** START OF Extracted records **

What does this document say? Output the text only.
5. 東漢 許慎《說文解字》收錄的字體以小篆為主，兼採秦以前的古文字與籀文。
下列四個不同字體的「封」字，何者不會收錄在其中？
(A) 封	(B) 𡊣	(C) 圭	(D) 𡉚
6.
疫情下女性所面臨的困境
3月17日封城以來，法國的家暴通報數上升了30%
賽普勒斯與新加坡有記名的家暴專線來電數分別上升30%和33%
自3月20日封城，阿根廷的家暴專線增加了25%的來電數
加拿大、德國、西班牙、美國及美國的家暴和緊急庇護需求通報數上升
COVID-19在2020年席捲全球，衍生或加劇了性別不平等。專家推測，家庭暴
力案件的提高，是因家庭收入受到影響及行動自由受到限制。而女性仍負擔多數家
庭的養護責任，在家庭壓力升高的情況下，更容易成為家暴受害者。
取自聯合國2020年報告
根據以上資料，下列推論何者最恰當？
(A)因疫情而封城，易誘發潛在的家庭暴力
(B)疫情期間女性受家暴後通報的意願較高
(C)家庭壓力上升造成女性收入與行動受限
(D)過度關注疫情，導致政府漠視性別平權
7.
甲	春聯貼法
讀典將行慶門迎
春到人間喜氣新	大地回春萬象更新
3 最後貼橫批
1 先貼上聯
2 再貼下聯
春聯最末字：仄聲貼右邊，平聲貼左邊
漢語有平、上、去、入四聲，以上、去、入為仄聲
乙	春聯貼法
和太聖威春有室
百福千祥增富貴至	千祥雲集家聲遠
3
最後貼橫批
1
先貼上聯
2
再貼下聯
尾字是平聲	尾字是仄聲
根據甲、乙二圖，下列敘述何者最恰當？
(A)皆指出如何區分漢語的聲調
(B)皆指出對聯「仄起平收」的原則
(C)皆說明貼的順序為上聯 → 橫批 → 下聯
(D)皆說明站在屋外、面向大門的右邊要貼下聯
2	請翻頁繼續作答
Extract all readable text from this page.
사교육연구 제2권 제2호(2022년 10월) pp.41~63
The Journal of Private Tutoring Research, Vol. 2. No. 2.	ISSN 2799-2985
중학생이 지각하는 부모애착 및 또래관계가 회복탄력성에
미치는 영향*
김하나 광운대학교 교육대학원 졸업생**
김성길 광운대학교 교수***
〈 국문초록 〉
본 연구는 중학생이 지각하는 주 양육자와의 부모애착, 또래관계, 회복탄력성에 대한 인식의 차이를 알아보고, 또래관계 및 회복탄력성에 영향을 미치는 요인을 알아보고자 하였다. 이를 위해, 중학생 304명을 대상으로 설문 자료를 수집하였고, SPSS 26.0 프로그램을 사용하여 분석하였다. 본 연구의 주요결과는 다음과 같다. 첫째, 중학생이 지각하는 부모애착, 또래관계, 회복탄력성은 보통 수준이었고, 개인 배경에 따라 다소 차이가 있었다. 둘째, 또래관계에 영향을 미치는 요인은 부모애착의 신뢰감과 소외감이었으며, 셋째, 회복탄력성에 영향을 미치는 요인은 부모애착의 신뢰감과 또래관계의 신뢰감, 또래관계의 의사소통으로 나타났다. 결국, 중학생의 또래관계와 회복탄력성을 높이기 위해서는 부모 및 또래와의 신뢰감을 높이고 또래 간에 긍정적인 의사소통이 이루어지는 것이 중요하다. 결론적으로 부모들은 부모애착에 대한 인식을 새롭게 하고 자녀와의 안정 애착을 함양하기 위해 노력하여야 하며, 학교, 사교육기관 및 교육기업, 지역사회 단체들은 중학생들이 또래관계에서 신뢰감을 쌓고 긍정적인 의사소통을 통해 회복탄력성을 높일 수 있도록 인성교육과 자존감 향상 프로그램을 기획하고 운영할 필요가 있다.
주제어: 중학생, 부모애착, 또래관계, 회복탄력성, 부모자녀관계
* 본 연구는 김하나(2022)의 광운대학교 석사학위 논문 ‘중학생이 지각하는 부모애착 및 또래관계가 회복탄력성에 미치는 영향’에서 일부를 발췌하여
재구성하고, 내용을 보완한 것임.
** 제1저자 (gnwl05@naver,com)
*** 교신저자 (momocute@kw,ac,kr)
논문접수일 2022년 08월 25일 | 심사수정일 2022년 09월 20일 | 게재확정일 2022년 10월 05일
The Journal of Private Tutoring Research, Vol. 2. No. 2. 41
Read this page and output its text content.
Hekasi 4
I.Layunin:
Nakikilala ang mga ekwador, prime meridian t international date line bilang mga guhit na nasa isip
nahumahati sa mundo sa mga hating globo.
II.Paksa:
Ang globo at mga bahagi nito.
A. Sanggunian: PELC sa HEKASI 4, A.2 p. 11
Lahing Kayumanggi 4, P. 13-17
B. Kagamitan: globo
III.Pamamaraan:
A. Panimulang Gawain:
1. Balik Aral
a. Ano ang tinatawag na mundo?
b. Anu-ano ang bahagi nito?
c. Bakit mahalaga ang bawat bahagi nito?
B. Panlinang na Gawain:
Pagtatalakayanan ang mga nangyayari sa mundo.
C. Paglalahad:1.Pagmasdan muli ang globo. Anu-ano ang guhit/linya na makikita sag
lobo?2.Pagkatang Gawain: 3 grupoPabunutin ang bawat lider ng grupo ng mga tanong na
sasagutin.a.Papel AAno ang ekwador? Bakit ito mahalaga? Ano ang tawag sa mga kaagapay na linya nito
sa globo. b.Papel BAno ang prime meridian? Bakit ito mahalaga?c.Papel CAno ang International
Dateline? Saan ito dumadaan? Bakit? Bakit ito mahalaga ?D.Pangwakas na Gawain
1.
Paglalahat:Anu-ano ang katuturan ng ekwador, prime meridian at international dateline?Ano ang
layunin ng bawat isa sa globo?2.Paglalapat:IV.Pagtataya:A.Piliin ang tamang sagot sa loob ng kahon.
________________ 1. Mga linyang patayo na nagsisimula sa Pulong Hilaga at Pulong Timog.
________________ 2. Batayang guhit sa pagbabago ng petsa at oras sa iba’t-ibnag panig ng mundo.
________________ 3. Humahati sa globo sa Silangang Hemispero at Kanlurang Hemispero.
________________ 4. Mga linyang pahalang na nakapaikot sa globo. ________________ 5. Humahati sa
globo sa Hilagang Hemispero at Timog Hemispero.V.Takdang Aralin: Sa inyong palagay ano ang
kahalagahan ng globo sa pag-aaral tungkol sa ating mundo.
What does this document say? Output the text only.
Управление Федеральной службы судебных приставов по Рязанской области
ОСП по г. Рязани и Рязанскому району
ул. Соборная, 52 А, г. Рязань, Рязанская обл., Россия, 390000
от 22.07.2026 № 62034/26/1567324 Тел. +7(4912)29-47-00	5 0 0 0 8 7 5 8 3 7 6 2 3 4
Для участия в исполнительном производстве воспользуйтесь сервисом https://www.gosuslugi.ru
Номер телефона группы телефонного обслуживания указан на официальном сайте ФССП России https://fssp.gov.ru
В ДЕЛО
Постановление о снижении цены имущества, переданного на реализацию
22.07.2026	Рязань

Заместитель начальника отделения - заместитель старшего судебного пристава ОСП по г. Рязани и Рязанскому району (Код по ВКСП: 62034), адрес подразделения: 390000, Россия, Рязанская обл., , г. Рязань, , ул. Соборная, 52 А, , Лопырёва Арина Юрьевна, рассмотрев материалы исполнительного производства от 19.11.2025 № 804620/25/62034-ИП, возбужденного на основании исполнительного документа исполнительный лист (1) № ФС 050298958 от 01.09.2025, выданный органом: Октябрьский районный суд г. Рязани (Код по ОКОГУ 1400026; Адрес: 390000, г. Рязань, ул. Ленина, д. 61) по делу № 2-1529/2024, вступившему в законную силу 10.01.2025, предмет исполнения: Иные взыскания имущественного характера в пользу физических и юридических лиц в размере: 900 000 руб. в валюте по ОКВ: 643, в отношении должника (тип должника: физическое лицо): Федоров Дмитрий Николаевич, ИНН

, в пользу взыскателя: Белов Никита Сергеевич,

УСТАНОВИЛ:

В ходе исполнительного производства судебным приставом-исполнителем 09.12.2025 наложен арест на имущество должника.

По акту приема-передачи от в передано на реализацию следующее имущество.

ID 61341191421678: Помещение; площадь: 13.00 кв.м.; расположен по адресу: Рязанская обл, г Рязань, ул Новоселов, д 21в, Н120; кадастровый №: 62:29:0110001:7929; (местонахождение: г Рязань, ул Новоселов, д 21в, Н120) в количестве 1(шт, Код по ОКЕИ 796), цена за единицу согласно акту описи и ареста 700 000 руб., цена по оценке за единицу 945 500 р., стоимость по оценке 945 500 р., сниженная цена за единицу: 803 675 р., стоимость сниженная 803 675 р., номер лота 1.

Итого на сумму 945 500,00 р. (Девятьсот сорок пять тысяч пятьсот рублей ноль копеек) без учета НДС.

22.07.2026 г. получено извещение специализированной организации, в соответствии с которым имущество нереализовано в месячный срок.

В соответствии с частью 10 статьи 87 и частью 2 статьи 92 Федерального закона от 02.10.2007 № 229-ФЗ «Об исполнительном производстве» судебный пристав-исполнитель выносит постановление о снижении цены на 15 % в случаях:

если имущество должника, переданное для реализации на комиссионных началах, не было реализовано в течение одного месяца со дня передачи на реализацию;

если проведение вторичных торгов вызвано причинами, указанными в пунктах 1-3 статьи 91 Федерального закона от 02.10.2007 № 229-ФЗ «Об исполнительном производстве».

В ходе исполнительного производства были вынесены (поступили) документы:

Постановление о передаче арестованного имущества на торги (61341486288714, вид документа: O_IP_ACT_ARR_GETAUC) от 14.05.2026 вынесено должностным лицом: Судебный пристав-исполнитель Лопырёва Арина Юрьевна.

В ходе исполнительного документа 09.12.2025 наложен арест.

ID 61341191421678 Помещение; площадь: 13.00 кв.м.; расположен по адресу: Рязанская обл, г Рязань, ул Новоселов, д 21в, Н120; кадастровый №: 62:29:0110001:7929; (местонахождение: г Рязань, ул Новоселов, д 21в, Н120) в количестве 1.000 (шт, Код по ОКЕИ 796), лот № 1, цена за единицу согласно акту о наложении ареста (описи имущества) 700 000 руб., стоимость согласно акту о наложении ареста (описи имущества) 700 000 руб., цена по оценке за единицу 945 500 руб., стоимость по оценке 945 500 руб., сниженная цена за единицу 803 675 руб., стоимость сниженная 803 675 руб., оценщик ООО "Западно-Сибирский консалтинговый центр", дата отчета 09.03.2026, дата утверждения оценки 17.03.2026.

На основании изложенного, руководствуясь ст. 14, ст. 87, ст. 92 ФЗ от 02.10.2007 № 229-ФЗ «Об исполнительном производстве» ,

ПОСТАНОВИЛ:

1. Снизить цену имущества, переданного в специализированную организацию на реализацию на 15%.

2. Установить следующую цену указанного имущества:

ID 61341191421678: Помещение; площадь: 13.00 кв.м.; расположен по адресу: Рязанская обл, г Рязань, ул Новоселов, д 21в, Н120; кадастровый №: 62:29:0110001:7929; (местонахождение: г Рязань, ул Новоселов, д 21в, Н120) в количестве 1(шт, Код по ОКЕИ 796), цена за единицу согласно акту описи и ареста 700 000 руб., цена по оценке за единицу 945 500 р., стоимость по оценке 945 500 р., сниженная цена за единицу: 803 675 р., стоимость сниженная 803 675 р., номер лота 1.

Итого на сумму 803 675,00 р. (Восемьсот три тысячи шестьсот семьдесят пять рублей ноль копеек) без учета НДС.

** END OF Extracted records **

- Work required -
Pick out, from the lines above, every one that contains the string "цену".

- Exercise response -
1. Снизить цену имущества, переданного в специализированную организацию на реализацию на 15%.
2. Установить следующую цену указанного имущества:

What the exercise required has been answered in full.